Saved data entries
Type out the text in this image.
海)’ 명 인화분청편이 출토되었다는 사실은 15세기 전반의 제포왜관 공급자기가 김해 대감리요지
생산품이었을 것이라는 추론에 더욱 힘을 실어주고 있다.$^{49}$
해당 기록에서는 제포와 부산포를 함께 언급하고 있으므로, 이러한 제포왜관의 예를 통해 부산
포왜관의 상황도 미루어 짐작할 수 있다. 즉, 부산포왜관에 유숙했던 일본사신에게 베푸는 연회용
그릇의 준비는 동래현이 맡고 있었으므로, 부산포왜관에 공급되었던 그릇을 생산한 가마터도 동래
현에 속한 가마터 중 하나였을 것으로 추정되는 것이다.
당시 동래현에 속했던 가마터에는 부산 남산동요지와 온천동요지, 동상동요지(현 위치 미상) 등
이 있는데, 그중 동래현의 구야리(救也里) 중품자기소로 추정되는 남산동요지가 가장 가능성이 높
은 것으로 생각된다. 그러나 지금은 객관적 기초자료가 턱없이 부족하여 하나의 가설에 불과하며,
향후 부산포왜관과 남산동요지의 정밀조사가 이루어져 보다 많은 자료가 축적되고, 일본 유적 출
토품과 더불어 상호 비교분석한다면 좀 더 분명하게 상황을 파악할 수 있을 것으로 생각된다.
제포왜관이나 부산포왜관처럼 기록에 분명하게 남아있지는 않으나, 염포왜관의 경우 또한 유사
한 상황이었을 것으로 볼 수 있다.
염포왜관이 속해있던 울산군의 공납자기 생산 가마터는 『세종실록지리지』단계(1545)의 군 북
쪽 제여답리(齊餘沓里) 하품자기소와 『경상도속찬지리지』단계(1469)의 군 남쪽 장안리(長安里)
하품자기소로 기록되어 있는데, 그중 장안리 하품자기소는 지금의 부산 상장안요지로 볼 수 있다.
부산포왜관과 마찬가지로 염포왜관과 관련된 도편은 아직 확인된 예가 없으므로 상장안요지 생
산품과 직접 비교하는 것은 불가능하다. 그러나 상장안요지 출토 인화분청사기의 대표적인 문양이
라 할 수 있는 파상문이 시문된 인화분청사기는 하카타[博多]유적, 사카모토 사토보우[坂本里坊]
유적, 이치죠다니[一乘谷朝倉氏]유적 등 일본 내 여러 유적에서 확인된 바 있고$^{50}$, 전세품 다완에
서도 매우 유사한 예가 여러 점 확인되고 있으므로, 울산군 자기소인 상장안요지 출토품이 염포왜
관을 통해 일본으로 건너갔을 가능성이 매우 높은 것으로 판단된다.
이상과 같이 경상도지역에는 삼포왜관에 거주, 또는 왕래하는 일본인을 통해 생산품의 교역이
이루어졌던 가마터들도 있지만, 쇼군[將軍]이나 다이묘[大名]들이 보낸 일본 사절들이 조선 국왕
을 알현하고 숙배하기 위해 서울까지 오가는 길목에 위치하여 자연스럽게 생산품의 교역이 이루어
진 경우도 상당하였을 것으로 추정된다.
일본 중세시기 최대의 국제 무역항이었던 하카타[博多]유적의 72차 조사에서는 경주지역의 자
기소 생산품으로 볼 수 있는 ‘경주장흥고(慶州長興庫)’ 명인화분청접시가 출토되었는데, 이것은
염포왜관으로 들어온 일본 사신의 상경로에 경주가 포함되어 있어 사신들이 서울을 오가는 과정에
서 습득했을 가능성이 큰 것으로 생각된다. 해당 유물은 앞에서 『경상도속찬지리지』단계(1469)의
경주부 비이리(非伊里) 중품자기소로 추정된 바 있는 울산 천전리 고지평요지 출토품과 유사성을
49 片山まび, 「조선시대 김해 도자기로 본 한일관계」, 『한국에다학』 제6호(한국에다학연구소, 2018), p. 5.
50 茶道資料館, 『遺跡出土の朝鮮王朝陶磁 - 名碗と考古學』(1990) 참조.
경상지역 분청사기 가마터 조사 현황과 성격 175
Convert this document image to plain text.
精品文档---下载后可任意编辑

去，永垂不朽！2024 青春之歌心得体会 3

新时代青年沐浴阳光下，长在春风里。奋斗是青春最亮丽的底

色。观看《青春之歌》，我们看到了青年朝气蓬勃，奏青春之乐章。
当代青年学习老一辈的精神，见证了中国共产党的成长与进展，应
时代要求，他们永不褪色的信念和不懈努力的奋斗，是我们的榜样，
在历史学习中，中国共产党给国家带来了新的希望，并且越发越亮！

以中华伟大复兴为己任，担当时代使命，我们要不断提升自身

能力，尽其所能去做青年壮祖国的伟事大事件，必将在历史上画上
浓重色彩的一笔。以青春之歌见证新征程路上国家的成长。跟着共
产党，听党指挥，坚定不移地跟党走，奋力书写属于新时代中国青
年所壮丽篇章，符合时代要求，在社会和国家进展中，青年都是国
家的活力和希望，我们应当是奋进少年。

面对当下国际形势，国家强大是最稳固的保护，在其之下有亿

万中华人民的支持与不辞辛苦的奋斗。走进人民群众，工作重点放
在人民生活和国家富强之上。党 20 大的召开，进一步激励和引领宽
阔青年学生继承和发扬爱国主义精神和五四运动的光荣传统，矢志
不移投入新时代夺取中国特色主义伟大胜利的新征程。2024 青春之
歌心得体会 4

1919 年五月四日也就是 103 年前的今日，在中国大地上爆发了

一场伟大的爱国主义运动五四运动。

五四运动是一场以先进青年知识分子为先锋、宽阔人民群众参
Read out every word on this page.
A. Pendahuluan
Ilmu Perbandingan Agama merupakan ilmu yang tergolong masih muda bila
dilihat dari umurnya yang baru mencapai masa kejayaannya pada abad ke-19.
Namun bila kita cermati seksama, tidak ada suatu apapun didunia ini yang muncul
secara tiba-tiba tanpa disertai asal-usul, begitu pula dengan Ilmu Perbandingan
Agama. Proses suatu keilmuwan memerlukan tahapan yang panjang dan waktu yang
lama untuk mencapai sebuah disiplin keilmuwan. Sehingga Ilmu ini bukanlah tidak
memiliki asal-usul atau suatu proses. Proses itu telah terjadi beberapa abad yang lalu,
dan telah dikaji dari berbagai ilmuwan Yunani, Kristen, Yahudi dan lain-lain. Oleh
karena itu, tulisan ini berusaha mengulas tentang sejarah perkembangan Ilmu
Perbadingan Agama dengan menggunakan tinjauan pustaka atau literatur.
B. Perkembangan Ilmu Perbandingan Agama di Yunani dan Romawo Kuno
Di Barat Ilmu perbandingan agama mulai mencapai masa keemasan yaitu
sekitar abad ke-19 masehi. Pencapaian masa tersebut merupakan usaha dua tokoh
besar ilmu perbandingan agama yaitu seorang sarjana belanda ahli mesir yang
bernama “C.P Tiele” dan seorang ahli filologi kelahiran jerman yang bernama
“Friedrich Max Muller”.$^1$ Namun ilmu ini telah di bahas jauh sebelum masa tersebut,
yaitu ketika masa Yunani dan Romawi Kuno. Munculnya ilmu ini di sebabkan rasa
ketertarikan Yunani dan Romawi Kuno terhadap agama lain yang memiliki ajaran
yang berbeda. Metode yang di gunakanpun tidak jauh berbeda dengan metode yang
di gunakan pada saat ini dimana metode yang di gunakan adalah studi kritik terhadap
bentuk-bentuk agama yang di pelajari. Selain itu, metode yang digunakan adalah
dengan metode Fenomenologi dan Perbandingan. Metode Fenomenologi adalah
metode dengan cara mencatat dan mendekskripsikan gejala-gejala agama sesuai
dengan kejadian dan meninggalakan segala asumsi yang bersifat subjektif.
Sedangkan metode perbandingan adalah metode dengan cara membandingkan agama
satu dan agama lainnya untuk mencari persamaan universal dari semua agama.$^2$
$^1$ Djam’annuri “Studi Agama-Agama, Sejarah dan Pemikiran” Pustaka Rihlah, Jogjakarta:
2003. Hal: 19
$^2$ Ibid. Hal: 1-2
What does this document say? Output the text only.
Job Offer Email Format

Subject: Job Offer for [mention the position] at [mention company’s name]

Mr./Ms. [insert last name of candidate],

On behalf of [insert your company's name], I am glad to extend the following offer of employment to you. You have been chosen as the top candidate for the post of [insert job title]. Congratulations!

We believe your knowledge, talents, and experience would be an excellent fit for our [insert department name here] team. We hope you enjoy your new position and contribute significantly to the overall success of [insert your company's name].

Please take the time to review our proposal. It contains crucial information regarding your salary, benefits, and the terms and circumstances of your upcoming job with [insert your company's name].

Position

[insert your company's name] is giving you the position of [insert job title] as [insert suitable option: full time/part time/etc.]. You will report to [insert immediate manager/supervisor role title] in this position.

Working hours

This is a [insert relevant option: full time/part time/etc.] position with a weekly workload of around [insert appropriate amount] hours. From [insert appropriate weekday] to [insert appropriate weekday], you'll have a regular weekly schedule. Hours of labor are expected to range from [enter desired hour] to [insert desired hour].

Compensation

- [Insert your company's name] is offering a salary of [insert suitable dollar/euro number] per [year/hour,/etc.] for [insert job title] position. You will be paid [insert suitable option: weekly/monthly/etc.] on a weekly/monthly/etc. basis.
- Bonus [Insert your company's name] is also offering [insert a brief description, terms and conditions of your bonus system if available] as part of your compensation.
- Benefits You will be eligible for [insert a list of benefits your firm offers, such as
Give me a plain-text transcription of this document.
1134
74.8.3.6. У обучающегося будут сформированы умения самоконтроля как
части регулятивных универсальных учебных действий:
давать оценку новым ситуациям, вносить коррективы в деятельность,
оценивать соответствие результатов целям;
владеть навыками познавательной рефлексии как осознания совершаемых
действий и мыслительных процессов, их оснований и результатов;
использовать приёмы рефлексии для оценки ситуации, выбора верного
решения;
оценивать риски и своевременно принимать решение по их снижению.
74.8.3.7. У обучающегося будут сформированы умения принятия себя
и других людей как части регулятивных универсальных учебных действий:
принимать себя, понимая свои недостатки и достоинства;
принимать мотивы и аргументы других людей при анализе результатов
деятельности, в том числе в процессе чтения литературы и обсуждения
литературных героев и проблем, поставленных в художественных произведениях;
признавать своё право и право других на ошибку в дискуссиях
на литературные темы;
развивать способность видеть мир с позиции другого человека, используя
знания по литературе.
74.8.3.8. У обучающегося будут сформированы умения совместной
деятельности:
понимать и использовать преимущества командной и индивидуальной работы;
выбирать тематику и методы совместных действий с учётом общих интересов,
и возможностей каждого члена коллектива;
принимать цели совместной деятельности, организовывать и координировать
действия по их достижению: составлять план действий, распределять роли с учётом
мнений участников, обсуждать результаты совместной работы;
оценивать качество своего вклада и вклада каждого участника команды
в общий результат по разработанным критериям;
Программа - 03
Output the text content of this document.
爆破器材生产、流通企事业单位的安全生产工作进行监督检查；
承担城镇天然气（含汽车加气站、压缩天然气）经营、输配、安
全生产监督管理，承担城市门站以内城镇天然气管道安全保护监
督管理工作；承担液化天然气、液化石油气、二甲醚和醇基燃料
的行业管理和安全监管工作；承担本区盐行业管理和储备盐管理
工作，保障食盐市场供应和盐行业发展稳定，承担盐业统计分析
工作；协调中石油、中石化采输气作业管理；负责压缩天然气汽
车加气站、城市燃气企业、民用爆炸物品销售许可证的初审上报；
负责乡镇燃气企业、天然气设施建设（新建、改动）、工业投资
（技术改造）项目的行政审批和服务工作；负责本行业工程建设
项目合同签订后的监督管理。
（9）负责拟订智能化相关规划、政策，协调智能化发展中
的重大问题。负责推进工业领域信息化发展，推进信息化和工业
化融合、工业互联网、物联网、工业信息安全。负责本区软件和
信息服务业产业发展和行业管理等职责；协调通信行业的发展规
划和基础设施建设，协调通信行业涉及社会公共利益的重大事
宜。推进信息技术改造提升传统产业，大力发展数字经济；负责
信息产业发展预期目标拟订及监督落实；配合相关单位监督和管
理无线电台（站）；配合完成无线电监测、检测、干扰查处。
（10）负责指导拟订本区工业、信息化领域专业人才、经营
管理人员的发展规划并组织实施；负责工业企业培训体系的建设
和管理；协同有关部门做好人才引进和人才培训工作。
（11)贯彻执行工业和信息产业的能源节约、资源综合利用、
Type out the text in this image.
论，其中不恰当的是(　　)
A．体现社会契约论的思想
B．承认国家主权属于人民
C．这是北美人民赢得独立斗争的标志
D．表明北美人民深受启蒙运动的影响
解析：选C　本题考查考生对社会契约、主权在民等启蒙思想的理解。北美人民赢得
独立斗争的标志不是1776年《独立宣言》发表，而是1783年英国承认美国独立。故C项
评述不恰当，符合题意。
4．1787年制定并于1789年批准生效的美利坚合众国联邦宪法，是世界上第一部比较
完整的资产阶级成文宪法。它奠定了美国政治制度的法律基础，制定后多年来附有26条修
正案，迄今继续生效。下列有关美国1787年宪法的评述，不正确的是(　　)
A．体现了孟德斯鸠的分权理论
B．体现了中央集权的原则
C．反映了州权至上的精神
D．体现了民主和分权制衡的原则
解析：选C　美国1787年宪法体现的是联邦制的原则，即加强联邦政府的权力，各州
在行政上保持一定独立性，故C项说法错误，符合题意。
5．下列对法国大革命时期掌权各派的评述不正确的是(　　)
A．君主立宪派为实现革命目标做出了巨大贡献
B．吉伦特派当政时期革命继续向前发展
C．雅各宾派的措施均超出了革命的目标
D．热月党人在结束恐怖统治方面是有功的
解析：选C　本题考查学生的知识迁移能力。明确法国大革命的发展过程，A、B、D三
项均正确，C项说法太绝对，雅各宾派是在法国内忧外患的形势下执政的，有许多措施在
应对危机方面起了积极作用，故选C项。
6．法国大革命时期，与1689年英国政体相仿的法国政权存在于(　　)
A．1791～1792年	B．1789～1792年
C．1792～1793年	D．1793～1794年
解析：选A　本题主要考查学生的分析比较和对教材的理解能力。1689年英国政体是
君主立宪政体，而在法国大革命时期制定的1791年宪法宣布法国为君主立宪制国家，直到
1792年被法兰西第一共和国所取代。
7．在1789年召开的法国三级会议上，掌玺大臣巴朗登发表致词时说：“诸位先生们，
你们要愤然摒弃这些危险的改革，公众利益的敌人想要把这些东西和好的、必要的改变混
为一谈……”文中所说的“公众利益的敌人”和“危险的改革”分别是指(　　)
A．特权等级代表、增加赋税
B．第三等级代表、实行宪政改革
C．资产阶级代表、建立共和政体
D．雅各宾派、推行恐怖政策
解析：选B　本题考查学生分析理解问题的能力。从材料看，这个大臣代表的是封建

Exercise objective
Locate the word "salary" in the entries, and copy every line where it is found.

Problem solution
Please take the time to review our proposal. It contains crucial information regarding your salary, benefits, and the terms and circumstances of your upcoming job with [insert your company's name].
- [Insert your company's name] is offering a salary of [insert suitable dollar/euro number] per [year/hour,/etc.] for [insert job title] position. You will be paid [insert suitable option: weekly/monthly/etc.] on a weekly/monthly/etc. basis.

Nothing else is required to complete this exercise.